__Available records__:
• • • •
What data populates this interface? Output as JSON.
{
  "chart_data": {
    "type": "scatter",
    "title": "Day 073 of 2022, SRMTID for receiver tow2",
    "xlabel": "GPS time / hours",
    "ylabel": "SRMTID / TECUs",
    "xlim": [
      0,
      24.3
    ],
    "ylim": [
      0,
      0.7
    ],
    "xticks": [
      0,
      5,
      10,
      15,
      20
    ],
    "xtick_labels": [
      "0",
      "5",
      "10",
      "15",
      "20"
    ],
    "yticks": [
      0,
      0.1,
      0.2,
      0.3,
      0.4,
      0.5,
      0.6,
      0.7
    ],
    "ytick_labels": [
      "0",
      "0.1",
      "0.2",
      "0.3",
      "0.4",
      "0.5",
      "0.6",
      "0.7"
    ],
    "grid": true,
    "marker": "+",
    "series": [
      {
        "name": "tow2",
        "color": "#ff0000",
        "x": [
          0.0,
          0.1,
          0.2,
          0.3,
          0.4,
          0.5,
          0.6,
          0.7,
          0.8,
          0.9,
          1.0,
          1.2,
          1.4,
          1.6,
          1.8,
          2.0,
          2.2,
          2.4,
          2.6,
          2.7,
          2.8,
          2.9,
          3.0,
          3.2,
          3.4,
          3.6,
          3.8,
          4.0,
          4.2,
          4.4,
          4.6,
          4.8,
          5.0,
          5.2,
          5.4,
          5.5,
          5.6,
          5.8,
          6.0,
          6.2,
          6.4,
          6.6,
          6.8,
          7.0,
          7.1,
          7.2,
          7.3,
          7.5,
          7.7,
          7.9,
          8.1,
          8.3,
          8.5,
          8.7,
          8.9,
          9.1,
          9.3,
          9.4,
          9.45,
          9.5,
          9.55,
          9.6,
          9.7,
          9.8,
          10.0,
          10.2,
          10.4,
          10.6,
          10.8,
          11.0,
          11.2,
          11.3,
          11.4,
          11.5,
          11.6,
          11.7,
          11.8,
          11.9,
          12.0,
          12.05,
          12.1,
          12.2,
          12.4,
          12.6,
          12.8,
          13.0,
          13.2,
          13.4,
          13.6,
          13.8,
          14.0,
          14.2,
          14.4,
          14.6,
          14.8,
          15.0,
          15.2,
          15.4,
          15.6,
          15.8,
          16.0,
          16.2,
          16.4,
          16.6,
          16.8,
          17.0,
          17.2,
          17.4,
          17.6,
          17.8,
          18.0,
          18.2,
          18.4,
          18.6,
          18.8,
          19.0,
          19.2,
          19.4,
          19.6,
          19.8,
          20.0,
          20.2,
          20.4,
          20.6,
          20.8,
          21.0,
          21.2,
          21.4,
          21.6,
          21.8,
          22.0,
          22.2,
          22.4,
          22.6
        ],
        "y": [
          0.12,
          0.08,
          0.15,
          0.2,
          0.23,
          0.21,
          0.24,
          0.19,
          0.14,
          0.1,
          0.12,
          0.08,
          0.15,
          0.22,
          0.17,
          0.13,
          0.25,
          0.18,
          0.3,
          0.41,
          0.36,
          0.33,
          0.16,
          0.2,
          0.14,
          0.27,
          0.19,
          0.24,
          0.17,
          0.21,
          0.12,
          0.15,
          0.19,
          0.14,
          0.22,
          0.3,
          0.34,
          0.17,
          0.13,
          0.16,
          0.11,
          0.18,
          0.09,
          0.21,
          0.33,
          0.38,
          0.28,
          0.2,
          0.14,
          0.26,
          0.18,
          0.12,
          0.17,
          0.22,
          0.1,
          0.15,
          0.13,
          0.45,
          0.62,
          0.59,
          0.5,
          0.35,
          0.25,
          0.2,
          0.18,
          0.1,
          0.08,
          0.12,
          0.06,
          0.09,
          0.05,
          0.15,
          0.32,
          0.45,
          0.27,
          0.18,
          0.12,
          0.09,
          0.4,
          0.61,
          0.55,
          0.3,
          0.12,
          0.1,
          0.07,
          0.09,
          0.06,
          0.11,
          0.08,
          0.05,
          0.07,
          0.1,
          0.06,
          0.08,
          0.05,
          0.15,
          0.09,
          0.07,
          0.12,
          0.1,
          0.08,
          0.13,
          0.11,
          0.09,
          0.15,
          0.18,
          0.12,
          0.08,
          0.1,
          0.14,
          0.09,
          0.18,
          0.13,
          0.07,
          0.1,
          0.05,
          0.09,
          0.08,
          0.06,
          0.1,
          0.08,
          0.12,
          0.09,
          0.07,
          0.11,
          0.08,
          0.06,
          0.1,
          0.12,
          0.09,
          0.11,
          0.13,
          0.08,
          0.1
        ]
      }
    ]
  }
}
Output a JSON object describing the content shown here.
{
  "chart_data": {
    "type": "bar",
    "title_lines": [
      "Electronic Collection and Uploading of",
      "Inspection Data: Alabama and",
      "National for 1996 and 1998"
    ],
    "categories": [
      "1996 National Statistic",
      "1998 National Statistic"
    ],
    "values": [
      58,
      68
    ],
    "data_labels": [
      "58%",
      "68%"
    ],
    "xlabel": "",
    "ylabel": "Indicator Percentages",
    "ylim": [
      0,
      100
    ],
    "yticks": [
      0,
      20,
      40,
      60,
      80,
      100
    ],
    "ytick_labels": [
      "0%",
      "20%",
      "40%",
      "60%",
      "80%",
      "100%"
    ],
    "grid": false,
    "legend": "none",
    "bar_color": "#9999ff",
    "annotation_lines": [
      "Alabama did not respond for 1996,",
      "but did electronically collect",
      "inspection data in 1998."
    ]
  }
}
• • • •
__Problem description__: Restate each record word for word.

__Solution for this problem__:
What data populates this interface? Output as JSON.
{
  "chart_data": {
    "type": "scatter",
    "title": "Day 073 of 2022, SRMTID for receiver tow2",
    "xlabel": "GPS time / hours",
    "ylabel": "SRMTID / TECUs",
    "xlim": [
      0,
      24.3
    ],
    "ylim": [
      0,
      0.7
    ],
    "xticks": [
      0,
      5,
      10,
      15,
      20
    ],
    "xtick_labels": [
      "0",
      "5",
      "10",
      "15",
      "20"
    ],
    "yticks": [
      0,
      0.1,
      0.2,
      0.3,
      0.4,
      0.5,
      0.6,
      0.7
    ],
    "ytick_labels": [
      "0",
      "0.1",
      "0.2",
      "0.3",
      "0.4",
      "0.5",
      "0.6",
      "0.7"
    ],
    "grid": true,
    "marker": "+",
    "series": [
      {
        "name": "tow2",
        "color": "#ff0000",
        "x": [
          0.0,
          0.1,
          0.2,
          0.3,
          0.4,
          0.5,
          0.6,
          0.7,
          0.8,
          0.9,
          1.0,
          1.2,
          1.4,
          1.6,
          1.8,
          2.0,
          2.2,
          2.4,
          2.6,
          2.7,
          2.8,
          2.9,
          3.0,
          3.2,
          3.4,
          3.6,
          3.8,
          4.0,
          4.2,
          4.4,
          4.6,
          4.8,
          5.0,
          5.2,
          5.4,
          5.5,
          5.6,
          5.8,
          6.0,
          6.2,
          6.4,
          6.6,
          6.8,
          7.0,
          7.1,
          7.2,
          7.3,
          7.5,
          7.7,
          7.9,
          8.1,
          8.3,
          8.5,
          8.7,
          8.9,
          9.1,
          9.3,
          9.4,
          9.45,
          9.5,
          9.55,
          9.6,
          9.7,
          9.8,
          10.0,
          10.2,
          10.4,
          10.6,
          10.8,
          11.0,
          11.2,
          11.3,
          11.4,
          11.5,
          11.6,
          11.7,
          11.8,
          11.9,
          12.0,
          12.05,
          12.1,
          12.2,
          12.4,
          12.6,
          12.8,
          13.0,
          13.2,
          13.4,
          13.6,
          13.8,
          14.0,
          14.2,
          14.4,
          14.6,
          14.8,
          15.0,
          15.2,
          15.4,
          15.6,
          15.8,
          16.0,
          16.2,
          16.4,
          16.6,
          16.8,
          17.0,
          17.2,
          17.4,
          17.6,
          17.8,
          18.0,
          18.2,
          18.4,
          18.6,
          18.8,
          19.0,
          19.2,
          19.4,
          19.6,
          19.8,
          20.0,
          20.2,
          20.4,
          20.6,
          20.8,
          21.0,
          21.2,
          21.4,
          21.6,
          21.8,
          22.0,
          22.2,
          22.4,
          22.6
        ],
        "y": [
          0.12,
          0.08,
          0.15,
          0.2,
          0.23,
          0.21,
          0.24,
          0.19,
          0.14,
          0.1,
          0.12,
          0.08,
          0.15,
          0.22,
          0.17,
          0.13,
          0.25,
          0.18,
          0.3,
          0.41,
          0.36,
          0.33,
          0.16,
          0.2,
          0.14,
          0.27,
          0.19,
          0.24,
          0.17,
          0.21,
          0.12,
          0.15,
          0.19,
          0.14,
          0.22,
          0.3,
          0.34,
          0.17,
          0.13,
          0.16,
          0.11,
          0.18,
          0.09,
          0.21,
          0.33,
          0.38,
          0.28,
          0.2,
          0.14,
          0.26,
          0.18,
          0.12,
          0.17,
          0.22,
          0.1,
          0.15,
          0.13,
          0.45,
          0.62,
          0.59,
          0.5,
          0.35,
          0.25,
          0.2,
          0.18,
          0.1,
          0.08,
          0.12,
          0.06,
          0.09,
          0.05,
          0.15,
          0.32,
          0.45,
          0.27,
          0.18,
          0.12,
          0.09,
          0.4,
          0.61,
          0.55,
          0.3,
          0.12,
          0.1,
          0.07,
          0.09,
          0.06,
          0.11,
          0.08,
          0.05,
          0.07,
          0.1,
          0.06,
          0.08,
          0.05,
          0.15,
          0.09,
          0.07,
          0.12,
          0.1,
          0.08,
          0.13,
          0.11,
          0.09,
          0.15,
          0.18,
          0.12,
          0.08,
          0.1,
          0.14,
          0.09,
          0.18,
          0.13,
          0.07,
          0.1,
          0.05,
          0.09,
          0.08,
          0.06,
          0.1,
          0.08,
          0.12,
          0.09,
          0.07,
          0.11,
          0.08,
          0.06,
          0.1,
          0.12,
          0.09,
          0.11,
          0.13,
          0.08,
          0.1
        ]
      }
    ]
  }
}
Output a JSON object describing the content shown here.
{
  "chart_data": {
    "type": "bar",
    "title_lines": [
      "Electronic Collection and Uploading of",
      "Inspection Data: Alabama and",
      "National for 1996 and 1998"
    ],
    "categories": [
      "1996 National Statistic",
      "1998 National Statistic"
    ],
    "values": [
      58,
      68
    ],
    "data_labels": [
      "58%",
      "68%"
    ],
    "xlabel": "",
    "ylabel": "Indicator Percentages",
    "ylim": [
      0,
      100
    ],
    "yticks": [
      0,
      20,
      40,
      60,
      80,
      100
    ],
    "ytick_labels": [
      "0%",
      "20%",
      "40%",
      "60%",
      "80%",
      "100%"
    ],
    "grid": false,
    "legend": "none",
    "bar_color": "#9999ff",
    "annotation_lines": [
      "Alabama did not respond for 1996,",
      "but did electronically collect",
      "inspection data in 1998."
    ]
  }
}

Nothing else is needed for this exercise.